═════ LISTING ═════

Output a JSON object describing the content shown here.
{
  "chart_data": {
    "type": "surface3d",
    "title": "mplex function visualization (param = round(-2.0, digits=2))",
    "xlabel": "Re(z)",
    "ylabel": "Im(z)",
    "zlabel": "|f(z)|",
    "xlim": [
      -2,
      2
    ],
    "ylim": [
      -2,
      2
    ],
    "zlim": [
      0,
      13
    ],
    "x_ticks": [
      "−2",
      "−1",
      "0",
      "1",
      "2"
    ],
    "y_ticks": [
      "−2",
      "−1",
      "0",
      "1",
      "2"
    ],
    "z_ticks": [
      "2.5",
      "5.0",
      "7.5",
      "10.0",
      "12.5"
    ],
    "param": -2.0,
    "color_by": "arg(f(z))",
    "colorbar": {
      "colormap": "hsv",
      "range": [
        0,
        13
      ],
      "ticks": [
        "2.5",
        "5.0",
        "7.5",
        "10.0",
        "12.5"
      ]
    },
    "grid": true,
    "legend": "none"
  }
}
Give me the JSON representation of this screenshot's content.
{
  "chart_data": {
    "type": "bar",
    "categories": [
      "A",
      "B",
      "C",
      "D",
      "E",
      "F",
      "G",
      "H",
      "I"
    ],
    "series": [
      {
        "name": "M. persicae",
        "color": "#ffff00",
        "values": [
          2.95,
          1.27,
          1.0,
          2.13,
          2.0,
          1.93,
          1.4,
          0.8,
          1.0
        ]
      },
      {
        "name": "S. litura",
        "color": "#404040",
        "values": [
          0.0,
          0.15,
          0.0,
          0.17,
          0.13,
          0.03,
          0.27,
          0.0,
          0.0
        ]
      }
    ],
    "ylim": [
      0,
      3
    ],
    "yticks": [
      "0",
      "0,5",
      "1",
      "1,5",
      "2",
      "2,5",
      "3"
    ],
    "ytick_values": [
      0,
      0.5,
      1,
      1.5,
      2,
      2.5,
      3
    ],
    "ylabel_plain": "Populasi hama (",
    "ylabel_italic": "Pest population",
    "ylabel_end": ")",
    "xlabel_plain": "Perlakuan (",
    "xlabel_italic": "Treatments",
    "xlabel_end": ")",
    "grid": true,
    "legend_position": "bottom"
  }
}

═════

_GOAL OF THE EXERCISE_
List all lines where "JSON" occurs.

_ANSWER TO THE EXERCISE_
Output a JSON object describing the content shown here.
Give me the JSON representation of this screenshot's content.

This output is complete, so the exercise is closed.